** BEGIN **

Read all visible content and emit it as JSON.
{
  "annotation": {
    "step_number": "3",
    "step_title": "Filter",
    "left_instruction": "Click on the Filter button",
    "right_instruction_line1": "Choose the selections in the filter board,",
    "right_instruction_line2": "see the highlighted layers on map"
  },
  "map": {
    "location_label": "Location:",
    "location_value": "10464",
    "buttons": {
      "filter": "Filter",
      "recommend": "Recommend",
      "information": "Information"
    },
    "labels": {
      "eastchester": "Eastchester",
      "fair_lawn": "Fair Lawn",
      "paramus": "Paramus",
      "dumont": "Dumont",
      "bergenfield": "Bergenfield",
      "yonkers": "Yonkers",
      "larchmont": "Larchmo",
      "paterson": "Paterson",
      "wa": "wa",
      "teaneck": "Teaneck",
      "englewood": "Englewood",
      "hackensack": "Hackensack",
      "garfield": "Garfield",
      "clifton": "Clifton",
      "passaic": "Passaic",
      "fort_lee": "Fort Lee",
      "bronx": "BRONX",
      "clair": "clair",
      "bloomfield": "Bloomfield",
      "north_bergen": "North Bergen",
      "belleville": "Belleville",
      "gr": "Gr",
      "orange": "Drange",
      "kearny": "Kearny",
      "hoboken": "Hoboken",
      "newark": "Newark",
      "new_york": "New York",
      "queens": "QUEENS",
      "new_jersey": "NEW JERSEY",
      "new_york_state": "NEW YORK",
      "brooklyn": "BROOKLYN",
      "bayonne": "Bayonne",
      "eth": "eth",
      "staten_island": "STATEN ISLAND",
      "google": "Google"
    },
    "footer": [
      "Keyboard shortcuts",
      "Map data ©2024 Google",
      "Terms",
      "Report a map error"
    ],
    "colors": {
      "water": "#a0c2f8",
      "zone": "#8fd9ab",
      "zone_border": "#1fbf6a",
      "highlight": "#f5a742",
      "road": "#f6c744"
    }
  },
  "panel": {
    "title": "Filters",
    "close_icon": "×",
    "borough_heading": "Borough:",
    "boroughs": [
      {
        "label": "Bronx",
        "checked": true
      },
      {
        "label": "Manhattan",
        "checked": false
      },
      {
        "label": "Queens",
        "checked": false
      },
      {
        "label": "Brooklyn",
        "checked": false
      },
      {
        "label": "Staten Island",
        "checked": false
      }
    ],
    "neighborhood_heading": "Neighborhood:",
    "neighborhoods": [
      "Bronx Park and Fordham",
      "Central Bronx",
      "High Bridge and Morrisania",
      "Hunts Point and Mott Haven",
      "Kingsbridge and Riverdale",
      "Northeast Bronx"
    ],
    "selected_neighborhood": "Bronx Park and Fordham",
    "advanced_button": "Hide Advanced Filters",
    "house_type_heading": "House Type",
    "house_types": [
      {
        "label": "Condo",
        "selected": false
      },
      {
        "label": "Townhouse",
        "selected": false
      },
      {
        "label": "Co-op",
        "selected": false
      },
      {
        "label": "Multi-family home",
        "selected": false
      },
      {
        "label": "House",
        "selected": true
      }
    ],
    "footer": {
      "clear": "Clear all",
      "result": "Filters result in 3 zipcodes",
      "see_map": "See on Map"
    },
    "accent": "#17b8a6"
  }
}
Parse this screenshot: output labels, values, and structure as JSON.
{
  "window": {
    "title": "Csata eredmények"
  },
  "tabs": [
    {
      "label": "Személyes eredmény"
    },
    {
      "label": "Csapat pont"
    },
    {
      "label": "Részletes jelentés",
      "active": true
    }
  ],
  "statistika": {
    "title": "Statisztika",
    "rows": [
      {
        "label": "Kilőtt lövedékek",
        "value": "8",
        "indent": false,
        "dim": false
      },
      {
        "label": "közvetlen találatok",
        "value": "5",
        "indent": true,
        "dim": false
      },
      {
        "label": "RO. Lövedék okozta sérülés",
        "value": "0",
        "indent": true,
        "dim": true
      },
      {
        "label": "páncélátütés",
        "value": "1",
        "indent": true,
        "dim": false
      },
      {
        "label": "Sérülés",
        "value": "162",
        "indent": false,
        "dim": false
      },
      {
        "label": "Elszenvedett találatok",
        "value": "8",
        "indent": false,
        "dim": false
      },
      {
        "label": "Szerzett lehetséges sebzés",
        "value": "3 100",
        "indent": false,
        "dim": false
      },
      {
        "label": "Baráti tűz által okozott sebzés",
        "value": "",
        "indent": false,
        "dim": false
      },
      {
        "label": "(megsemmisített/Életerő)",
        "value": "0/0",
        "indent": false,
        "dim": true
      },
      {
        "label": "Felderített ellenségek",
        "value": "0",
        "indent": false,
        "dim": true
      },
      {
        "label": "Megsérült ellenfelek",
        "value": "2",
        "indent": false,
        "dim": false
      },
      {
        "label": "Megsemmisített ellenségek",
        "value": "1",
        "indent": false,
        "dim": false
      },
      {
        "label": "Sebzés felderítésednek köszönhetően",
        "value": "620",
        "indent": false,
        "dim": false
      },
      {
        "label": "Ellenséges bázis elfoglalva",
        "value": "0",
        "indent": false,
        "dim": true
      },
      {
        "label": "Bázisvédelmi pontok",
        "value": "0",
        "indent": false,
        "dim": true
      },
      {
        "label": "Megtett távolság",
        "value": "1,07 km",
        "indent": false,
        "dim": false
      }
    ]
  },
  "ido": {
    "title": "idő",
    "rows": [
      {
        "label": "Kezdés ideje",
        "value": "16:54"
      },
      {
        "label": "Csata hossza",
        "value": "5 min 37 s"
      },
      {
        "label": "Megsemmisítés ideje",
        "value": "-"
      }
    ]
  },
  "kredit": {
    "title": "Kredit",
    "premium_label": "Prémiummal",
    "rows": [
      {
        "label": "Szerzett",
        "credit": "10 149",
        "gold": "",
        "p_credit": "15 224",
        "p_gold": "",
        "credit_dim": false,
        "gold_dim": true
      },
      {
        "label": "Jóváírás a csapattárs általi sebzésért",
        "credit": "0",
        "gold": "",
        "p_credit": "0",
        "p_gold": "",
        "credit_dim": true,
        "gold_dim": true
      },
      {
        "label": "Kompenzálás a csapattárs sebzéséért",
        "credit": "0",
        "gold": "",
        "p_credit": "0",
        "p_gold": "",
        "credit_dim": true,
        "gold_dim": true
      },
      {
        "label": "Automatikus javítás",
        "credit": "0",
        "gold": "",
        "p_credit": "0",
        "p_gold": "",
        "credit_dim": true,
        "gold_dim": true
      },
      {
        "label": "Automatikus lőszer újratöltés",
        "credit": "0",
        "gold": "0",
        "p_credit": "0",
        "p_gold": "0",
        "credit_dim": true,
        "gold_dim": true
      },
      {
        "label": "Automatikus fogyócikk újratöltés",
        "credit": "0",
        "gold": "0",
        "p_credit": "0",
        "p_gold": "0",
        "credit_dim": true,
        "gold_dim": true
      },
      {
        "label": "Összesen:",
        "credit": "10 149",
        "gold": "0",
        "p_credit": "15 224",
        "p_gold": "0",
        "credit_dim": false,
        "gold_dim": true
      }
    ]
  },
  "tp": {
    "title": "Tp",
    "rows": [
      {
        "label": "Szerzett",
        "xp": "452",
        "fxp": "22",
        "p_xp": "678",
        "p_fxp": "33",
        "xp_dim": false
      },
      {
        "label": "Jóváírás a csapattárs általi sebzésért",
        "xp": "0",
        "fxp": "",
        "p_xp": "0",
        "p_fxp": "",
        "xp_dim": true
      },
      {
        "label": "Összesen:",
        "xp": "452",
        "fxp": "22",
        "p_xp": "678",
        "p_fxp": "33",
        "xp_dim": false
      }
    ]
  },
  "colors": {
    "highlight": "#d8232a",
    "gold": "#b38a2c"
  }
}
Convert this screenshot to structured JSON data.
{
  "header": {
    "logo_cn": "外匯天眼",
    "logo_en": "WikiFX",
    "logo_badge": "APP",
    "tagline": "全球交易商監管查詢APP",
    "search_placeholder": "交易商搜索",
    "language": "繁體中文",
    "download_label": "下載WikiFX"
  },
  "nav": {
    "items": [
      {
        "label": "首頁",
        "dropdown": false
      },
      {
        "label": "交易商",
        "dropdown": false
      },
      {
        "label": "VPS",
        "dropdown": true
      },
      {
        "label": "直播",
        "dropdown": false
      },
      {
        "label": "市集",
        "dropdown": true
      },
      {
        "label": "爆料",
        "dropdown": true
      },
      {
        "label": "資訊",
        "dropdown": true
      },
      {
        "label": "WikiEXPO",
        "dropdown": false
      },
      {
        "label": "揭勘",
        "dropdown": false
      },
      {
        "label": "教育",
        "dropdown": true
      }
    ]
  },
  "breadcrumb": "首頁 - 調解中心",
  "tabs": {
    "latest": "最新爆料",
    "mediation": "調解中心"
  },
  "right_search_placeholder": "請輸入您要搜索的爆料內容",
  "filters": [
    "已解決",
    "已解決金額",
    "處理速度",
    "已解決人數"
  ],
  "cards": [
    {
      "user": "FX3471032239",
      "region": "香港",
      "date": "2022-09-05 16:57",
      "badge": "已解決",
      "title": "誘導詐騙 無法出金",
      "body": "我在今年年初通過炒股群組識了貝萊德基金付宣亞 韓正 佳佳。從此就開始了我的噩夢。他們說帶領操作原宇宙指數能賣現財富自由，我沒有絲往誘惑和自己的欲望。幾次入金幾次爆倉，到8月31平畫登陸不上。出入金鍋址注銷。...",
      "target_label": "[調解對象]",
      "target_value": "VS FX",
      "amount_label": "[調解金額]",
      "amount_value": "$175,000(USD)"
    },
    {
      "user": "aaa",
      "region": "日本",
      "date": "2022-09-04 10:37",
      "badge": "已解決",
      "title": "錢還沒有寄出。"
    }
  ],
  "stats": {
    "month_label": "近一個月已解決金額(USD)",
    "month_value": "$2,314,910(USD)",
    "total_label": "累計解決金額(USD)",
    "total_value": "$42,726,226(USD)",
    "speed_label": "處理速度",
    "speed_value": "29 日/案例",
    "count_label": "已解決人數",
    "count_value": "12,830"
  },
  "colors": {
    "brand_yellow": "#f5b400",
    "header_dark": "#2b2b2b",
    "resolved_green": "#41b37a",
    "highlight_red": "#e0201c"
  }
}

** END **

WHAT THE TASK REQUIRES:
Each line from the one containing "Convert this screenshot" to the final line of the entries above must be returned exactly, and no other line may appear.

EXPECTED ANSWER:
Convert this screenshot to structured JSON data.
{
  "header": {
    "logo_cn": "外匯天眼",
    "logo_en": "WikiFX",
    "logo_badge": "APP",
    "tagline": "全球交易商監管查詢APP",
    "search_placeholder": "交易商搜索",
    "language": "繁體中文",
    "download_label": "下載WikiFX"
  },
  "nav": {
    "items": [
      {
        "label": "首頁",
        "dropdown": false
      },
      {
        "label": "交易商",
        "dropdown": false
      },
      {
        "label": "VPS",
        "dropdown": true
      },
      {
        "label": "直播",
        "dropdown": false
      },
      {
        "label": "市集",
        "dropdown": true
      },
      {
        "label": "爆料",
        "dropdown": true
      },
      {
        "label": "資訊",
        "dropdown": true
      },
      {
        "label": "WikiEXPO",
        "dropdown": false
      },
      {
        "label": "揭勘",
        "dropdown": false
      },
      {
        "label": "教育",
        "dropdown": true
      }
    ]
  },
  "breadcrumb": "首頁 - 調解中心",
  "tabs": {
    "latest": "最新爆料",
    "mediation": "調解中心"
  },
  "right_search_placeholder": "請輸入您要搜索的爆料內容",
  "filters": [
    "已解決",
    "已解決金額",
    "處理速度",
    "已解決人數"
  ],
  "cards": [
    {
      "user": "FX3471032239",
      "region": "香港",
      "date": "2022-09-05 16:57",
      "badge": "已解決",
      "title": "誘導詐騙 無法出金",
      "body": "我在今年年初通過炒股群組識了貝萊德基金付宣亞 韓正 佳佳。從此就開始了我的噩夢。他們說帶領操作原宇宙指數能賣現財富自由，我沒有絲往誘惑和自己的欲望。幾次入金幾次爆倉，到8月31平畫登陸不上。出入金鍋址注銷。...",
      "target_label": "[調解對象]",
      "target_value": "VS FX",
      "amount_label": "[調解金額]",
      "amount_value": "$175,000(USD)"
    },
    {
      "user": "aaa",
      "region": "日本",
      "date": "2022-09-04 10:37",
      "badge": "已解決",
      "title": "錢還沒有寄出。"
    }
  ],
  "stats": {
    "month_label": "近一個月已解決金額(USD)",
    "month_value": "$2,314,910(USD)",
    "total_label": "累計解決金額(USD)",
    "total_value": "$42,726,226(USD)",
    "speed_label": "處理速度",
    "speed_value": "29 日/案例",
    "count_label": "已解決人數",
    "count_value": "12,830"
  },
  "colors": {
    "brand_yellow": "#f5b400",
    "header_dark": "#2b2b2b",
    "resolved_green": "#41b37a",
    "highlight_red": "#e0201c"
  }
}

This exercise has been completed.